* **Given problem**
Give the data below again, word for word.

======== Given entries

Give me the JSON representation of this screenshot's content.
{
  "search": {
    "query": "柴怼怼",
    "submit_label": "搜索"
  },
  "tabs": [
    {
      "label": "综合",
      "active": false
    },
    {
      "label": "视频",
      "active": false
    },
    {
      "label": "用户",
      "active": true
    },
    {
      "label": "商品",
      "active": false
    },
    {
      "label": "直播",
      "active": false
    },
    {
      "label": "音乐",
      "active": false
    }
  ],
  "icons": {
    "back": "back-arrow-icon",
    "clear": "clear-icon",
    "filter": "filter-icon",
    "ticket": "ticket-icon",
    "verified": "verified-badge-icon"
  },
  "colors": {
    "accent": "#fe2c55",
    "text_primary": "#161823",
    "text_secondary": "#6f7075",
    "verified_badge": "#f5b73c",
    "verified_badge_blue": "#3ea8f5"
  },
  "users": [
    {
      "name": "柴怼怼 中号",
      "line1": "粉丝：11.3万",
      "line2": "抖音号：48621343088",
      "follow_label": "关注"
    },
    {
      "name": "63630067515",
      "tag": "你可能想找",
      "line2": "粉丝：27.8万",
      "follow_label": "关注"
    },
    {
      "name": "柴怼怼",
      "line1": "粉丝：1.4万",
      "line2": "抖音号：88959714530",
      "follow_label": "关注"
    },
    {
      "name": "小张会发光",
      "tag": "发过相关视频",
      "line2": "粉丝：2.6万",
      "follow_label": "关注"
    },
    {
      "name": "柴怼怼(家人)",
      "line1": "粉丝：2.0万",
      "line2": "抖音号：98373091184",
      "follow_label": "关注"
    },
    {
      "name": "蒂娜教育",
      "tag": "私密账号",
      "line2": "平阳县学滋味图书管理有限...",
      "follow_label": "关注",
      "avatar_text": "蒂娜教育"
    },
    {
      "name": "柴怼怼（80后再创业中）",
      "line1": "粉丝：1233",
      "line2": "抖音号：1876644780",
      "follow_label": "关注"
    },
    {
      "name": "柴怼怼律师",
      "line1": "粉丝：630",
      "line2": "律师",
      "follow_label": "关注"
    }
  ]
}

================

* **Result of this task**
Give me the JSON representation of this screenshot's content.
{
  "search": {
    "query": "柴怼怼",
    "submit_label": "搜索"
  },
  "tabs": [
    {
      "label": "综合",
      "active": false
    },
    {
      "label": "视频",
      "active": false
    },
    {
      "label": "用户",
      "active": true
    },
    {
      "label": "商品",
      "active": false
    },
    {
      "label": "直播",
      "active": false
    },
    {
      "label": "音乐",
      "active": false
    }
  ],
  "icons": {
    "back": "back-arrow-icon",
    "clear": "clear-icon",
    "filter": "filter-icon",
    "ticket": "ticket-icon",
    "verified": "verified-badge-icon"
  },
  "colors": {
    "accent": "#fe2c55",
    "text_primary": "#161823",
    "text_secondary": "#6f7075",
    "verified_badge": "#f5b73c",
    "verified_badge_blue": "#3ea8f5"
  },
  "users": [
    {
      "name": "柴怼怼 中号",
      "line1": "粉丝：11.3万",
      "line2": "抖音号：48621343088",
      "follow_label": "关注"
    },
    {
      "name": "63630067515",
      "tag": "你可能想找",
      "line2": "粉丝：27.8万",
      "follow_label": "关注"
    },
    {
      "name": "柴怼怼",
      "line1": "粉丝：1.4万",
      "line2": "抖音号：88959714530",
      "follow_label": "关注"
    },
    {
      "name": "小张会发光",
      "tag": "发过相关视频",
      "line2": "粉丝：2.6万",
      "follow_label": "关注"
    },
    {
      "name": "柴怼怼(家人)",
      "line1": "粉丝：2.0万",
      "line2": "抖音号：98373091184",
      "follow_label": "关注"
    },
    {
      "name": "蒂娜教育",
      "tag": "私密账号",
      "line2": "平阳县学滋味图书管理有限...",
      "follow_label": "关注",
      "avatar_text": "蒂娜教育"
    },
    {
      "name": "柴怼怼（80后再创业中）",
      "line1": "粉丝：1233",
      "line2": "抖音号：1876644780",
      "follow_label": "关注"
    },
    {
      "name": "柴怼怼律师",
      "line1": "粉丝：630",
      "line2": "律师",
      "follow_label": "关注"
    }
  ]
}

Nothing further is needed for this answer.